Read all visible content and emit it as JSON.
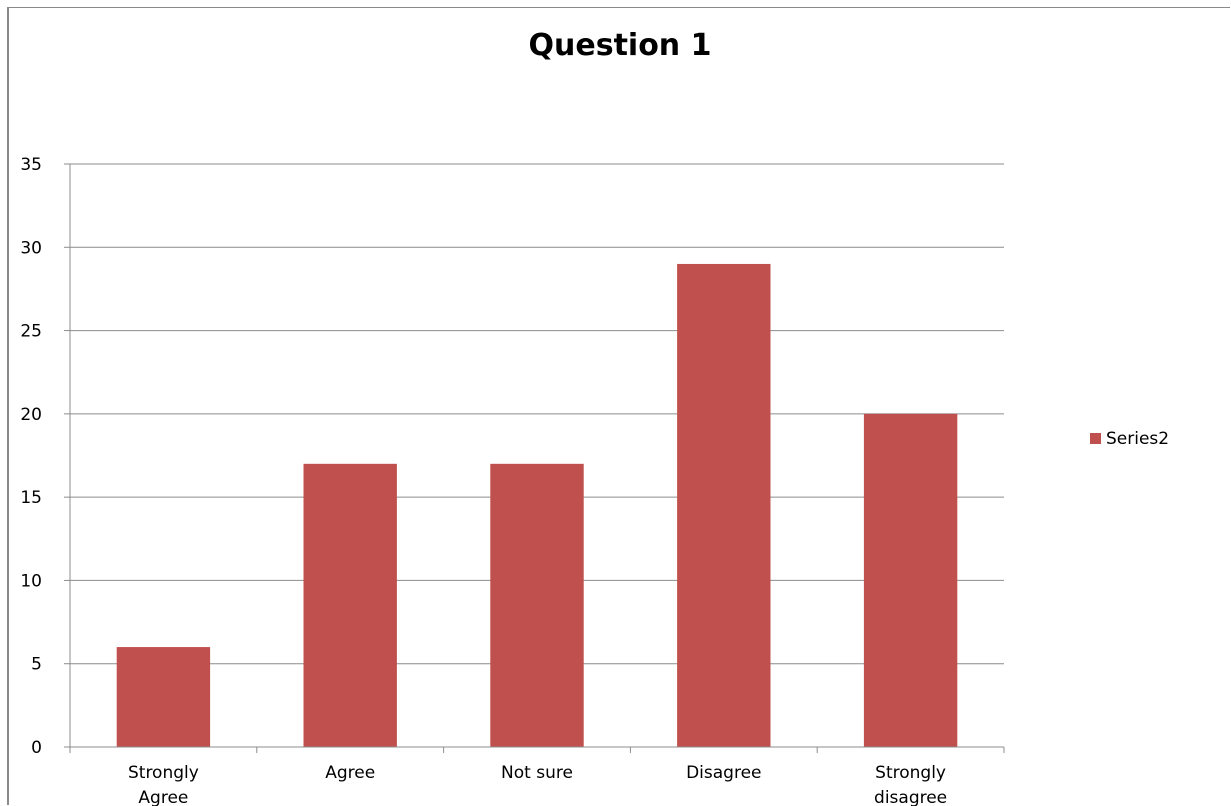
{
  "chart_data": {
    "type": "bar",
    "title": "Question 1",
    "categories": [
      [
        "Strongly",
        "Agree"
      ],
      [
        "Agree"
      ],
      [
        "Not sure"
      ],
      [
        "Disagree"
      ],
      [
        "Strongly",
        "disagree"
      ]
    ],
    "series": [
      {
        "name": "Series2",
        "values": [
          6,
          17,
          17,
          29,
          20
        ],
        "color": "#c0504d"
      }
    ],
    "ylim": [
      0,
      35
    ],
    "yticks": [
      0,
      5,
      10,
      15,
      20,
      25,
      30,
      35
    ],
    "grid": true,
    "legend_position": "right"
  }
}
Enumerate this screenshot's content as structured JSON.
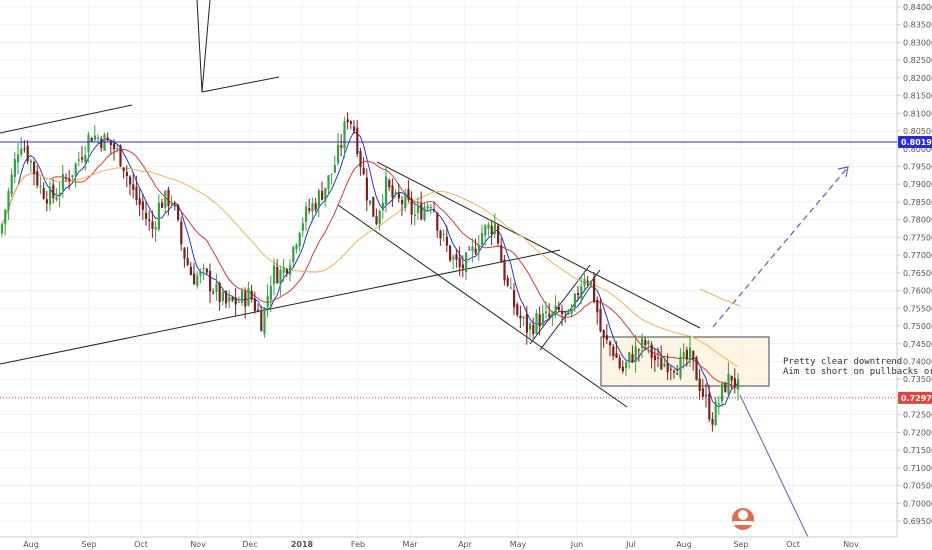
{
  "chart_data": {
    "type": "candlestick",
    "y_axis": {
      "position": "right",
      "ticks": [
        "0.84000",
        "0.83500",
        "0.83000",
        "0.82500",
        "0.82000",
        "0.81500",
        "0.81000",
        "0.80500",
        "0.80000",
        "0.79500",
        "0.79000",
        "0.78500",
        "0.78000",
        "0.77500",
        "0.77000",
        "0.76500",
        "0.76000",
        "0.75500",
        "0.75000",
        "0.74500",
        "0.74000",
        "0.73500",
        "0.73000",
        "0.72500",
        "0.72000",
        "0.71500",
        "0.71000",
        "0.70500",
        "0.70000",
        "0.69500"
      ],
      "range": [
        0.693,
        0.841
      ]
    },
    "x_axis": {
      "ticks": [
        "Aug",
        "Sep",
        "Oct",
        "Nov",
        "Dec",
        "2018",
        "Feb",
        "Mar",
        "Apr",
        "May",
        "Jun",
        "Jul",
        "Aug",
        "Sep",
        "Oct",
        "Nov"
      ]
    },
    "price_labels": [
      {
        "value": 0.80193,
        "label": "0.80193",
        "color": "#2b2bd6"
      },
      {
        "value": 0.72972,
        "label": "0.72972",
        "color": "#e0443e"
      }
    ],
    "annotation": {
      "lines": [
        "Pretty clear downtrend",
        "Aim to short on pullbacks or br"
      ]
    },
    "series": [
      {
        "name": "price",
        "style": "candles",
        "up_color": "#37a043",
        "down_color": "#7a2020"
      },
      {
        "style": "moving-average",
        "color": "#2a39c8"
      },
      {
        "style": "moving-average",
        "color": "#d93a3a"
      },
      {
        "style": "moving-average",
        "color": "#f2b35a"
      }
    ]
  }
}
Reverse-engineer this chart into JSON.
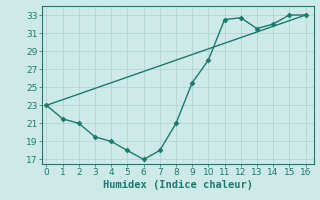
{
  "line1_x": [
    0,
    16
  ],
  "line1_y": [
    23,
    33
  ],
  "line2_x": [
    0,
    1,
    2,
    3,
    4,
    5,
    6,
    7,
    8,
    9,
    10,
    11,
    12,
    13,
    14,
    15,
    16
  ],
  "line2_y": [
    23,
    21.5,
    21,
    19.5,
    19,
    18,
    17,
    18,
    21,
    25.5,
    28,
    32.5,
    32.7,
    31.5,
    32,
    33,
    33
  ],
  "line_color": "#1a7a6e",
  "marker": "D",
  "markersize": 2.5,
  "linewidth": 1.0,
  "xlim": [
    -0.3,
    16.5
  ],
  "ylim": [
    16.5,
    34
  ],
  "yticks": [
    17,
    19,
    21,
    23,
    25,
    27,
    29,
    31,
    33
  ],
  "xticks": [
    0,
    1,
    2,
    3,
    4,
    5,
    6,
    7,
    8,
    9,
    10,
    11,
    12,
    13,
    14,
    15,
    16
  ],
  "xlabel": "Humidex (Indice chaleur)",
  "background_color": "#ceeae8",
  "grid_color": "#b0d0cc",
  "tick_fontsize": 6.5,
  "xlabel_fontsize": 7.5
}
-------
WHAT IS NEEDED | Generate a word-for-word copy of the preceding records, excluding all pictures.

THE ANSWER |
Read all visible content and emit it as JSON.
{
  "chart_data": {
    "type": "bar",
    "title": "Question 1",
    "categories": [
      [
        "Strongly",
        "Agree"
      ],
      [
        "Agree"
      ],
      [
        "Not sure"
      ],
      [
        "Disagree"
      ],
      [
        "Strongly",
        "disagree"
      ]
    ],
    "series": [
      {
        "name": "Series2",
        "values": [
          6,
          17,
          17,
          29,
          20
        ],
        "color": "#c0504d"
      }
    ],
    "ylim": [
      0,
      35
    ],
    "yticks": [
      0,
      5,
      10,
      15,
      20,
      25,
      30,
      35
    ],
    "grid": true,
    "legend_position": "right"
  }
}
Enumerate this screenshot's content as structured JSON.
{
  "chart_data": {
    "type": "candlestick",
    "y_axis": {
      "position": "right",
      "ticks": [
        "0.84000",
        "0.83500",
        "0.83000",
        "0.82500",
        "0.82000",
        "0.81500",
        "0.81000",
        "0.80500",
        "0.80000",
        "0.79500",
        "0.79000",
        "0.78500",
        "0.78000",
        "0.77500",
        "0.77000",
        "0.76500",
        "0.76000",
        "0.75500",
        "0.75000",
        "0.74500",
        "0.74000",
        "0.73500",
        "0.73000",
        "0.72500",
        "0.72000",
        "0.71500",
        "0.71000",
        "0.70500",
        "0.70000",
        "0.69500"
      ],
      "range": [
        0.693,
        0.841
      ]
    },
    "x_axis": {
      "ticks": [
        "Aug",
        "Sep",
        "Oct",
        "Nov",
        "Dec",
        "2018",
        "Feb",
        "Mar",
        "Apr",
        "May",
        "Jun",
        "Jul",
        "Aug",
        "Sep",
        "Oct",
        "Nov"
      ]
    },
    "price_labels": [
      {
        "value": 0.80193,
        "label": "0.80193",
        "color": "#2b2bd6"
      },
      {
        "value": 0.72972,
        "label": "0.72972",
        "color": "#e0443e"
      }
    ],
    "annotation": {
      "lines": [
        "Pretty clear downtrend",
        "Aim to short on pullbacks or br"
      ]
    },
    "series": [
      {
        "name": "price",
        "style": "candles",
        "up_color": "#37a043",
        "down_color": "#7a2020"
      },
      {
        "style": "moving-average",
        "color": "#2a39c8"
      },
      {
        "style": "moving-average",
        "color": "#d93a3a"
      },
      {
        "style": "moving-average",
        "color": "#f2b35a"
      }
    ]
  }
}
Reverse-engineer this chart into JSON.
{
  "line1_x": [
    0,
    16
  ],
  "line1_y": [
    23,
    33
  ],
  "line2_x": [
    0,
    1,
    2,
    3,
    4,
    5,
    6,
    7,
    8,
    9,
    10,
    11,
    12,
    13,
    14,
    15,
    16
  ],
  "line2_y": [
    23,
    21.5,
    21,
    19.5,
    19,
    18,
    17,
    18,
    21,
    25.5,
    28,
    32.5,
    32.7,
    31.5,
    32,
    33,
    33
  ],
  "line_color": "#1a7a6e",
  "marker": "D",
  "markersize": 2.5,
  "linewidth": 1.0,
  "xlim": [
    -0.3,
    16.5
  ],
  "ylim": [
    16.5,
    34
  ],
  "yticks": [
    17,
    19,
    21,
    23,
    25,
    27,
    29,
    31,
    33
  ],
  "xticks": [
    0,
    1,
    2,
    3,
    4,
    5,
    6,
    7,
    8,
    9,
    10,
    11,
    12,
    13,
    14,
    15,
    16
  ],
  "xlabel": "Humidex (Indice chaleur)",
  "background_color": "#ceeae8",
  "grid_color": "#b0d0cc",
  "tick_fontsize": 6.5,
  "xlabel_fontsize": 7.5
}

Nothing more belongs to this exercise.